→ **Задание 1**: На какие две группы, согласно тексту о культуре, можно разделить людей, входящих в двери метро или в подъезд?
→ **Задание 2**: Продолжите текст о культуре, начав сразу после его последнего предложения.

→ **Исходный текст**:
**********

И в этом смысле перестройка, политизация и создание нового общества бессмысленны, невозможны без решительного поворота к культуре, просвещению, образованию.
Когда говорим «культура» — это только кажется, что речь идёт лишь о книгах, архивах, музеях, галереях, библиотеках, театрах. Есть культура производства, культура отношений между людьми, культура обслуживания и т. п.— и всё это непосредственная часть качества жизни. Как ни странно, уровень культуры в обществе стремится к выравниванию по закону сообщающихся сосудов. И есть своя тайная, но неоспоримая зависимость между тем, как танцуют ныне в Большом театре или преподают историю в школе, и тем, как разливают сталь, пашут землю или кладут бортовой камень на дорогах. Уровень искусства и науки на «академических» вершинах через всю систему народного образования и всего, что создаёт духовный климат общества, соотносим с тем, как работают люди на производстве и как ведут себя в быту и на улице.
Кстати, об улице. Даже в столице в непоздние вечера воцарились на них полутьма и безлюдье — одинокие пешеходы, подгоняемые неясным страхом, месят грязный снег, спеша домой. Но вглядитесь в лица прохожих днём: сколько в них угрюмой озабоченности, недобра, и редко-редко встретишь улыбающееся, открытое лицо. Помимо множества других, более научных определений, людей можно разделить на тех, которые, входя перед тобою в двери метро или в подъезд, оборачиваются и придерживают дверь, увидя идущего следом, или с размаху, не глядя, хлопают ею. Увы, по моим наблюдениям, число первых заметно сократилось.

**********

→ **Список данных**:
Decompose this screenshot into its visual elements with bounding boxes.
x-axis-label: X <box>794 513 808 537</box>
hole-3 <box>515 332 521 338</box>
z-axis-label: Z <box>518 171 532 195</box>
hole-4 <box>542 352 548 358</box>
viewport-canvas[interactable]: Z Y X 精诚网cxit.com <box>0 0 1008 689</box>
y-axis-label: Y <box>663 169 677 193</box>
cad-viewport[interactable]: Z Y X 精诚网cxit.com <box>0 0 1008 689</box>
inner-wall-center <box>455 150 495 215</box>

**********

→ **Результат 1**: На тех, кто оборачивается и придерживает дверь, увидев идущего следом, и на тех, кто с размаху, не глядя, хлопает ею.

→ **Результат 2**:
Право же, есть что-то стихийное, внеразумное в той лёгкости возникновения разрушительных сил, энергии ненависти, в нарастающем, как ком, недоброжелательстве людей друг к другу, подозрительности, социальной зависти и национальной ревности, какие временами пожаром охватывают то один, то другой регион страны. Погасить их может только властная сила разума и добра.
Насилье родит насилье
И ложь порождает ложь...—
писал один полузабытый поэт прошедших десятилетий.
Власть не должна быть бессильной перед злом, но людям прежде всего надо тренировать себя на терпимость, взаимоуважение, на добро. И не так уж важно, кто принесёт более заметную лепту добра в наш недобрый мир,— церковь ли, чтение ли книг, театр и кино, семейное воспитание или школа. Знаю только, что без быстрого прогресса культуры с одними политическими требованиями всё большей свободы, смахивающей на анархию, и одними экономическими требованиями одежды и колбасы, без культуры духовной — мы пропали.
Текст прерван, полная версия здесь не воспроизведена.